*REQUIREMENT*. In the guava wine thread below, condense the paragraph beginning "I typically ferment 6 gallons" into a short bulleted list that keeps its main facts.

*TEXT TO READ*.
┌──
# guava wine



## Midwest Vintner (Jan 7, 2010)

we are going to make some guava using this recipe today:

http://winemaking.jackkeller.net/reques49.asp

any suggestions on tweaking it withing the next few hours would be helpful.

will report back what we do later this evening.


----------



## valdelocc (Jan 7, 2010)

I like to use Cote De Blanc yeast gives it better flavor, try no to use the Libby's brand of canned guava its kind of bland, if you could find fresh fruit that would be the way to go. I like to trow some oak chip in the primary and top up the secondary with cheap brandy. I've made it twice and I'm about to start a new batch only waiting to find a few pound of fresh fruit to mix with cans and guava juice. guava wine doesnt last very long around here.


----------



## Midwest Vintner (Jan 7, 2010)

valdelocc said:


> guava wine doesnt last very long around here.



sounds like we've got a winner. those batches are what we're looking for 

we are using fresh fruit. IMO, this is the best way to make wine. it seems the flavors from fresh come through better. next best is juice and sometimes it's hard to find that for some fruits. this is our first attempt at guava. last count i did is that we've done 35+ different types of wine, fortified wines and flavored spirits collectively.

i think we've got some cote de blanc around. we usually have that, champaign yeast, lalvin 1116/1118 and IIRC another, but can't remember the last.

is 3 lb/gal enough? we usually add a lil more than the kellar recipes for most, but some are close and other lack. it's possible that variations in fruit make most of the difference in how much is needed.

we were unable to start it today as the fruit did not thaw fast enough.


----------



## valdelocc (Jan 8, 2010)

I typically ferment 6 gallons using 2.5lbfruit/gallon, I also use 3 gallons of guava juice and 3g of water, the juice helps bringing the PH down, I add the sugar gradually to 25 Brix. Did you buy the frozen guavas online? I get mines from a local Chinese market.


----------



## Midwest Vintner (Jan 9, 2010)
└──
*SOURCE MATERIAL*.
┌──
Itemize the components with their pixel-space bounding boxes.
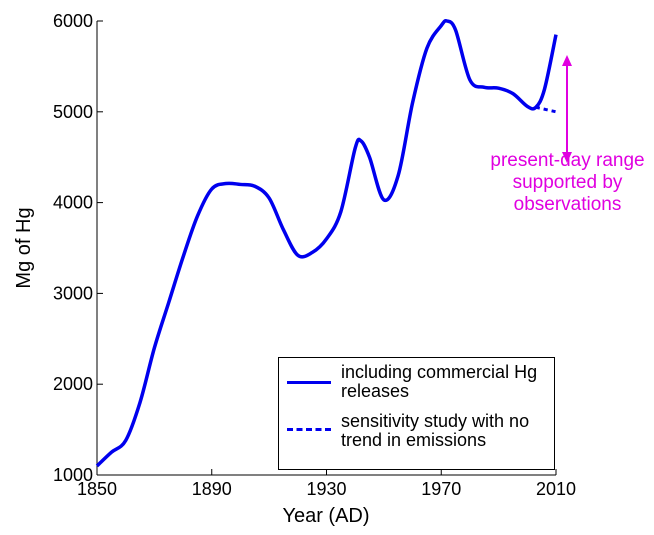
└──
*OUTPUT FOR THIS TASK*.
- Ferments 6 gallons using 2.5 lb of fruit per gallon
- Uses 3 gallons of guava juice and 3 gallons of water; the juice helps bring the pH down
- Adds sugar gradually, up to 25 Brix
- Asks whether the frozen guavas were bought online
- Gets guavas from a local Chinese market